Every line below is to be quoted exactly, with nothing added or dropped.

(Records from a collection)
· · ·
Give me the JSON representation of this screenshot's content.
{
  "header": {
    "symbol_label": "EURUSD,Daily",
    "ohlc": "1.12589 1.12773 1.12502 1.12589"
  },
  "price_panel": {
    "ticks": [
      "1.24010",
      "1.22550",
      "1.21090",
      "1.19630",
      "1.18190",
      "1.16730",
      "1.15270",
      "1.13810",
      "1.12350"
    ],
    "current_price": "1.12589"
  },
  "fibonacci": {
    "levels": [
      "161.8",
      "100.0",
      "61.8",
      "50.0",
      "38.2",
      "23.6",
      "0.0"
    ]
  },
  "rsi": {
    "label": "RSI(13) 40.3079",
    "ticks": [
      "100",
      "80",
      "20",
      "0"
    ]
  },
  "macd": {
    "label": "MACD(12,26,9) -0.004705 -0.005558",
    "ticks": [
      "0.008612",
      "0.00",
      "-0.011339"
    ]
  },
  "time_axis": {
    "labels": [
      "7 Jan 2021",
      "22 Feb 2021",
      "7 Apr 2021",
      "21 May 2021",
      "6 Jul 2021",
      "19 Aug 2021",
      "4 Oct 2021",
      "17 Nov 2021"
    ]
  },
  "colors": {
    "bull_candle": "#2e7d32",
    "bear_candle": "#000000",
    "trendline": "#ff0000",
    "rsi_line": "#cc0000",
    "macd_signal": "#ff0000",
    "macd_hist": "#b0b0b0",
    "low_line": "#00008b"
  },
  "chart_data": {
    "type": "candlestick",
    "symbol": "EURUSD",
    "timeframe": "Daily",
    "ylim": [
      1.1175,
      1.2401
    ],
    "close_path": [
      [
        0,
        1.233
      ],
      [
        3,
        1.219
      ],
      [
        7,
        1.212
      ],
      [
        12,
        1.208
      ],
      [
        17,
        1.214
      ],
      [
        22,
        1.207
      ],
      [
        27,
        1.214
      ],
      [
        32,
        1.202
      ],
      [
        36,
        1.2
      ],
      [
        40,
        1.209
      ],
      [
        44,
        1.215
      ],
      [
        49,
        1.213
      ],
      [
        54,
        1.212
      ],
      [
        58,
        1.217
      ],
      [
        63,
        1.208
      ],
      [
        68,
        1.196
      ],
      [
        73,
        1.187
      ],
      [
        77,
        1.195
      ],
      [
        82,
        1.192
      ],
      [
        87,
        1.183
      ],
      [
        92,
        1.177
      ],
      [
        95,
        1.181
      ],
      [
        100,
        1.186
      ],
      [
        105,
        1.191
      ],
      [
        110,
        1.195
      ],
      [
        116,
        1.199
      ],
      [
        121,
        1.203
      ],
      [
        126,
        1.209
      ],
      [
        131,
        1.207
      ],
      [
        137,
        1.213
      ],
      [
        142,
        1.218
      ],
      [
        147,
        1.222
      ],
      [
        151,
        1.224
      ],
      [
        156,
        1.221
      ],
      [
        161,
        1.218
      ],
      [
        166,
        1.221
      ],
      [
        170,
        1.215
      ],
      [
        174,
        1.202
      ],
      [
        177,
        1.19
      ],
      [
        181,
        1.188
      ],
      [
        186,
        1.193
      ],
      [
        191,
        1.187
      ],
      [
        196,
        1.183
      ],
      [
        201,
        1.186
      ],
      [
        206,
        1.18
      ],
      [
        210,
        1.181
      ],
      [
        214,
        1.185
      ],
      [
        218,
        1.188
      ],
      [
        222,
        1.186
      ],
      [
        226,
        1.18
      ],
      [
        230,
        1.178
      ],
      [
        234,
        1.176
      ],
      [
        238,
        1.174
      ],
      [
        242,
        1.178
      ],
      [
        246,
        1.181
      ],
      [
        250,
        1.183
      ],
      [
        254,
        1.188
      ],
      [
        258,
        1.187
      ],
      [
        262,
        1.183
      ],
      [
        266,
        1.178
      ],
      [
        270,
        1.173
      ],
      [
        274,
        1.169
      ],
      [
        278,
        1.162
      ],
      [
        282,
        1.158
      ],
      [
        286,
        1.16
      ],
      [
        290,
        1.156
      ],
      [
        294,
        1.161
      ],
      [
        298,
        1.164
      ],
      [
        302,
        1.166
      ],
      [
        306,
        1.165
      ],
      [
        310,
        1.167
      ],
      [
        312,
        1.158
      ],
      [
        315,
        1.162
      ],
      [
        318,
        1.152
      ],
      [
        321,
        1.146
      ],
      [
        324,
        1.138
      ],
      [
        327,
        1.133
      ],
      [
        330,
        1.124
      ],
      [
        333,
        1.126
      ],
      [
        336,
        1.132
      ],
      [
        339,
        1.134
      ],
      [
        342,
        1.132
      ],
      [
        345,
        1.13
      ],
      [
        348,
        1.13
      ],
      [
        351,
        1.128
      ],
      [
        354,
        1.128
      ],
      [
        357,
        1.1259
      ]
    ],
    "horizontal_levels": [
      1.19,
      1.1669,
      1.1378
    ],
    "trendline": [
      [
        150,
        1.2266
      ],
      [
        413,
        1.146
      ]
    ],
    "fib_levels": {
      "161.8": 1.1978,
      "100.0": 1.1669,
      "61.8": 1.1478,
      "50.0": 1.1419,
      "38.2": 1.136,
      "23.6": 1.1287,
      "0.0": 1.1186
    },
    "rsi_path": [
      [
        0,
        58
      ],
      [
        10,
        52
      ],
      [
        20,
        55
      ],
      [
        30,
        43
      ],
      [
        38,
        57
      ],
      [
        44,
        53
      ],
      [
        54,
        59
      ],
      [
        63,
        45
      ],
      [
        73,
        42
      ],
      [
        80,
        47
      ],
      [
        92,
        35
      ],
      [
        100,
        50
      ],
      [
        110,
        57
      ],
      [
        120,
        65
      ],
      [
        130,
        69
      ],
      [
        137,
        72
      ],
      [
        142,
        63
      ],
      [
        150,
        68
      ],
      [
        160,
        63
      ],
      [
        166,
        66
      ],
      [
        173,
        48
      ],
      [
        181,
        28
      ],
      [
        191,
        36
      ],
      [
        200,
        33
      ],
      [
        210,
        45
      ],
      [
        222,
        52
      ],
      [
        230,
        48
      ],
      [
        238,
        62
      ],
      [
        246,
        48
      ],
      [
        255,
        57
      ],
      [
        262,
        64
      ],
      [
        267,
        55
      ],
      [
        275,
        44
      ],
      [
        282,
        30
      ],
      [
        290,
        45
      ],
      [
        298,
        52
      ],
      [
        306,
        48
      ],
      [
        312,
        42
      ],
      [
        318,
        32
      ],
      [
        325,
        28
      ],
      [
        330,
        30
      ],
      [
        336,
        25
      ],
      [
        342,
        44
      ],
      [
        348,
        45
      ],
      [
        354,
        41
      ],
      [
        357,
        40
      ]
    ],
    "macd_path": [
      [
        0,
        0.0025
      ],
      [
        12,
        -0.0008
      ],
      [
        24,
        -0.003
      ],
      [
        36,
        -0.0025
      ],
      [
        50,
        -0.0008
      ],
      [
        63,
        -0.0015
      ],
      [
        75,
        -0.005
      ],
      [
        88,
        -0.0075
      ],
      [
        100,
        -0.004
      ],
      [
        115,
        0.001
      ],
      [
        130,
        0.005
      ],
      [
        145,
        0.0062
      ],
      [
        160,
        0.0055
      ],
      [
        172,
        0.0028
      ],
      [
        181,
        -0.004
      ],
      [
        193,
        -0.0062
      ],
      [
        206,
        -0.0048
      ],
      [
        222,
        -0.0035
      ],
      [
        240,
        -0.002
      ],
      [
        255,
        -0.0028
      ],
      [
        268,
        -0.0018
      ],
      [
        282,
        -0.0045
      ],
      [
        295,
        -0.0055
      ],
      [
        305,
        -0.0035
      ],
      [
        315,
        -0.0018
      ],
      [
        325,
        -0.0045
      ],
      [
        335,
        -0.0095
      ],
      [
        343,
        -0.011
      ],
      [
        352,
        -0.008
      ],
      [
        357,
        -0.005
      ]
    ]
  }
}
· · ·
The answer ▸
Give me the JSON representation of this screenshot's content.
{
  "header": {
    "symbol_label": "EURUSD,Daily",
    "ohlc": "1.12589 1.12773 1.12502 1.12589"
  },
  "price_panel": {
    "ticks": [
      "1.24010",
      "1.22550",
      "1.21090",
      "1.19630",
      "1.18190",
      "1.16730",
      "1.15270",
      "1.13810",
      "1.12350"
    ],
    "current_price": "1.12589"
  },
  "fibonacci": {
    "levels": [
      "161.8",
      "100.0",
      "61.8",
      "50.0",
      "38.2",
      "23.6",
      "0.0"
    ]
  },
  "rsi": {
    "label": "RSI(13) 40.3079",
    "ticks": [
      "100",
      "80",
      "20",
      "0"
    ]
  },
  "macd": {
    "label": "MACD(12,26,9) -0.004705 -0.005558",
    "ticks": [
      "0.008612",
      "0.00",
      "-0.011339"
    ]
  },
  "time_axis": {
    "labels": [
      "7 Jan 2021",
      "22 Feb 2021",
      "7 Apr 2021",
      "21 May 2021",
      "6 Jul 2021",
      "19 Aug 2021",
      "4 Oct 2021",
      "17 Nov 2021"
    ]
  },
  "colors": {
    "bull_candle": "#2e7d32",
    "bear_candle": "#000000",
    "trendline": "#ff0000",
    "rsi_line": "#cc0000",
    "macd_signal": "#ff0000",
    "macd_hist": "#b0b0b0",
    "low_line": "#00008b"
  },
  "chart_data": {
    "type": "candlestick",
    "symbol": "EURUSD",
    "timeframe": "Daily",
    "ylim": [
      1.1175,
      1.2401
    ],
    "close_path": [
      [
        0,
        1.233
      ],
      [
        3,
        1.219
      ],
      [
        7,
        1.212
      ],
      [
        12,
        1.208
      ],
      [
        17,
        1.214
      ],
      [
        22,
        1.207
      ],
      [
        27,
        1.214
      ],
      [
        32,
        1.202
      ],
      [
        36,
        1.2
      ],
      [
        40,
        1.209
      ],
      [
        44,
        1.215
      ],
      [
        49,
        1.213
      ],
      [
        54,
        1.212
      ],
      [
        58,
        1.217
      ],
      [
        63,
        1.208
      ],
      [
        68,
        1.196
      ],
      [
        73,
        1.187
      ],
      [
        77,
        1.195
      ],
      [
        82,
        1.192
      ],
      [
        87,
        1.183
      ],
      [
        92,
        1.177
      ],
      [
        95,
        1.181
      ],
      [
        100,
        1.186
      ],
      [
        105,
        1.191
      ],
      [
        110,
        1.195
      ],
      [
        116,
        1.199
      ],
      [
        121,
        1.203
      ],
      [
        126,
        1.209
      ],
      [
        131,
        1.207
      ],
      [
        137,
        1.213
      ],
      [
        142,
        1.218
      ],
      [
        147,
        1.222
      ],
      [
        151,
        1.224
      ],
      [
        156,
        1.221
      ],
      [
        161,
        1.218
      ],
      [
        166,
        1.221
      ],
      [
        170,
        1.215
      ],
      [
        174,
        1.202
      ],
      [
        177,
        1.19
      ],
      [
        181,
        1.188
      ],
      [
        186,
        1.193
      ],
      [
        191,
        1.187
      ],
      [
        196,
        1.183
      ],
      [
        201,
        1.186
      ],
      [
        206,
        1.18
      ],
      [
        210,
        1.181
      ],
      [
        214,
        1.185
      ],
      [
        218,
        1.188
      ],
      [
        222,
        1.186
      ],
      [
        226,
        1.18
      ],
      [
        230,
        1.178
      ],
      [
        234,
        1.176
      ],
      [
        238,
        1.174
      ],
      [
        242,
        1.178
      ],
      [
        246,
        1.181
      ],
      [
        250,
        1.183
      ],
      [
        254,
        1.188
      ],
      [
        258,
        1.187
      ],
      [
        262,
        1.183
      ],
      [
        266,
        1.178
      ],
      [
        270,
        1.173
      ],
      [
        274,
        1.169
      ],
      [
        278,
        1.162
      ],
      [
        282,
        1.158
      ],
      [
        286,
        1.16
      ],
      [
        290,
        1.156
      ],
      [
        294,
        1.161
      ],
      [
        298,
        1.164
      ],
      [
        302,
        1.166
      ],
      [
        306,
        1.165
      ],
      [
        310,
        1.167
      ],
      [
        312,
        1.158
      ],
      [
        315,
        1.162
      ],
      [
        318,
        1.152
      ],
      [
        321,
        1.146
      ],
      [
        324,
        1.138
      ],
      [
        327,
        1.133
      ],
      [
        330,
        1.124
      ],
      [
        333,
        1.126
      ],
      [
        336,
        1.132
      ],
      [
        339,
        1.134
      ],
      [
        342,
        1.132
      ],
      [
        345,
        1.13
      ],
      [
        348,
        1.13
      ],
      [
        351,
        1.128
      ],
      [
        354,
        1.128
      ],
      [
        357,
        1.1259
      ]
    ],
    "horizontal_levels": [
      1.19,
      1.1669,
      1.1378
    ],
    "trendline": [
      [
        150,
        1.2266
      ],
      [
        413,
        1.146
      ]
    ],
    "fib_levels": {
      "161.8": 1.1978,
      "100.0": 1.1669,
      "61.8": 1.1478,
      "50.0": 1.1419,
      "38.2": 1.136,
      "23.6": 1.1287,
      "0.0": 1.1186
    },
    "rsi_path": [
      [
        0,
        58
      ],
      [
        10,
        52
      ],
      [
        20,
        55
      ],
      [
        30,
        43
      ],
      [
        38,
        57
      ],
      [
        44,
        53
      ],
      [
        54,
        59
      ],
      [
        63,
        45
      ],
      [
        73,
        42
      ],
      [
        80,
        47
      ],
      [
        92,
        35
      ],
      [
        100,
        50
      ],
      [
        110,
        57
      ],
      [
        120,
        65
      ],
      [
        130,
        69
      ],
      [
        137,
        72
      ],
      [
        142,
        63
      ],
      [
        150,
        68
      ],
      [
        160,
        63
      ],
      [
        166,
        66
      ],
      [
        173,
        48
      ],
      [
        181,
        28
      ],
      [
        191,
        36
      ],
      [
        200,
        33
      ],
      [
        210,
        45
      ],
      [
        222,
        52
      ],
      [
        230,
        48
      ],
      [
        238,
        62
      ],
      [
        246,
        48
      ],
      [
        255,
        57
      ],
      [
        262,
        64
      ],
      [
        267,
        55
      ],
      [
        275,
        44
      ],
      [
        282,
        30
      ],
      [
        290,
        45
      ],
      [
        298,
        52
      ],
      [
        306,
        48
      ],
      [
        312,
        42
      ],
      [
        318,
        32
      ],
      [
        325,
        28
      ],
      [
        330,
        30
      ],
      [
        336,
        25
      ],
      [
        342,
        44
      ],
      [
        348,
        45
      ],
      [
        354,
        41
      ],
      [
        357,
        40
      ]
    ],
    "macd_path": [
      [
        0,
        0.0025
      ],
      [
        12,
        -0.0008
      ],
      [
        24,
        -0.003
      ],
      [
        36,
        -0.0025
      ],
      [
        50,
        -0.0008
      ],
      [
        63,
        -0.0015
      ],
      [
        75,
        -0.005
      ],
      [
        88,
        -0.0075
      ],
      [
        100,
        -0.004
      ],
      [
        115,
        0.001
      ],
      [
        130,
        0.005
      ],
      [
        145,
        0.0062
      ],
      [
        160,
        0.0055
      ],
      [
        172,
        0.0028
      ],
      [
        181,
        -0.004
      ],
      [
        193,
        -0.0062
      ],
      [
        206,
        -0.0048
      ],
      [
        222,
        -0.0035
      ],
      [
        240,
        -0.002
      ],
      [
        255,
        -0.0028
      ],
      [
        268,
        -0.0018
      ],
      [
        282,
        -0.0045
      ],
      [
        295,
        -0.0055
      ],
      [
        305,
        -0.0035
      ],
      [
        315,
        -0.0018
      ],
      [
        325,
        -0.0045
      ],
      [
        335,
        -0.0095
      ],
      [
        343,
        -0.011
      ],
      [
        352,
        -0.008
      ],
      [
        357,
        -0.005
      ]
    ]
  }
}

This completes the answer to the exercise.